▶ [Work to be completed]: Go through the data and copy every line exactly, but not the images.
========================================================================
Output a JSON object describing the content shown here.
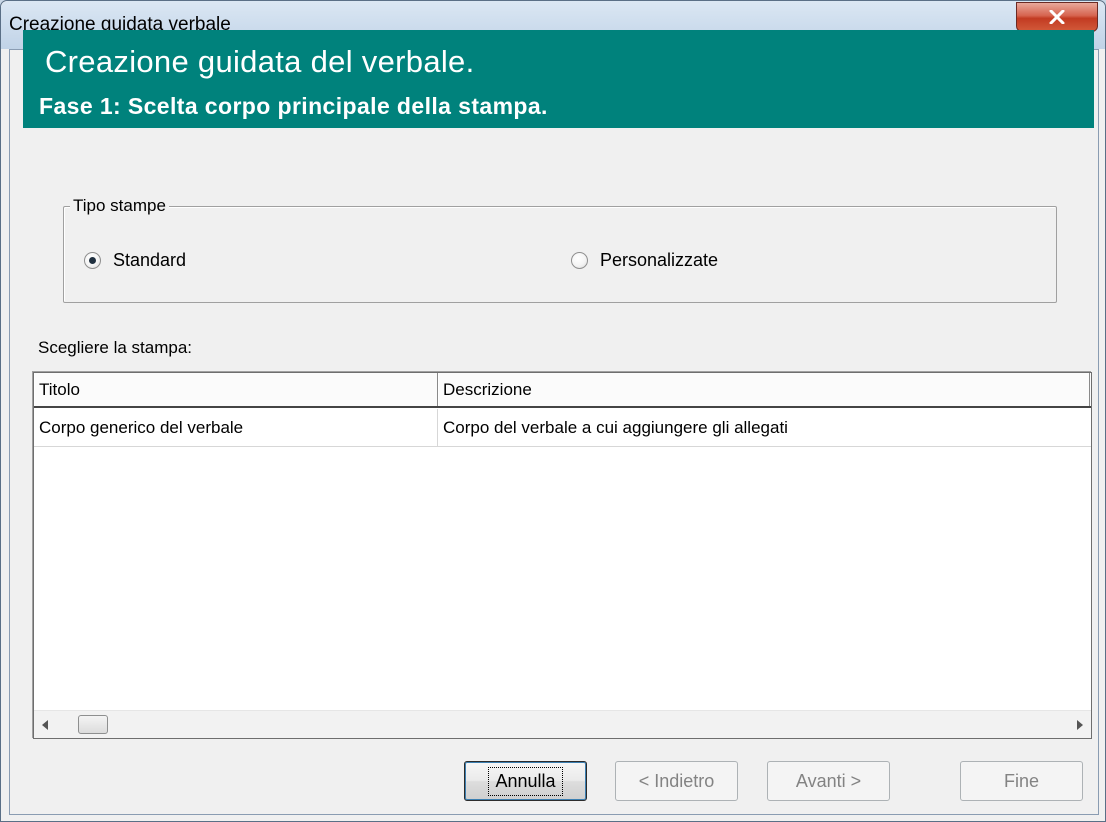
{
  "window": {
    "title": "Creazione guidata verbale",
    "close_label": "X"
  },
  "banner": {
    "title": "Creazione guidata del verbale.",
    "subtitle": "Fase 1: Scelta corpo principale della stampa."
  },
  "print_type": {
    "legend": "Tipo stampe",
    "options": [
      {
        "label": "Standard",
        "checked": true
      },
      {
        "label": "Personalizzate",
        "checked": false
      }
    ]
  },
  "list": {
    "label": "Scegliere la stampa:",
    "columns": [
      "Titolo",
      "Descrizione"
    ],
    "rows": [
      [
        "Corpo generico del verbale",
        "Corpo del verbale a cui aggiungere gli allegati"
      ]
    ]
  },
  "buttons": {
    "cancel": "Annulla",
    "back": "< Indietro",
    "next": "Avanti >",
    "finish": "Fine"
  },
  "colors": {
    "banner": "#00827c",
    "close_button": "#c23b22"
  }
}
========================================================================
▶ [Correct result]:
Output a JSON object describing the content shown here.
{
  "window": {
    "title": "Creazione guidata verbale",
    "close_label": "X"
  },
  "banner": {
    "title": "Creazione guidata del verbale.",
    "subtitle": "Fase 1: Scelta corpo principale della stampa."
  },
  "print_type": {
    "legend": "Tipo stampe",
    "options": [
      {
        "label": "Standard",
        "checked": true
      },
      {
        "label": "Personalizzate",
        "checked": false
      }
    ]
  },
  "list": {
    "label": "Scegliere la stampa:",
    "columns": [
      "Titolo",
      "Descrizione"
    ],
    "rows": [
      [
        "Corpo generico del verbale",
        "Corpo del verbale a cui aggiungere gli allegati"
      ]
    ]
  },
  "buttons": {
    "cancel": "Annulla",
    "back": "< Indietro",
    "next": "Avanti >",
    "finish": "Fine"
  },
  "colors": {
    "banner": "#00827c",
    "close_button": "#c23b22"
  }
}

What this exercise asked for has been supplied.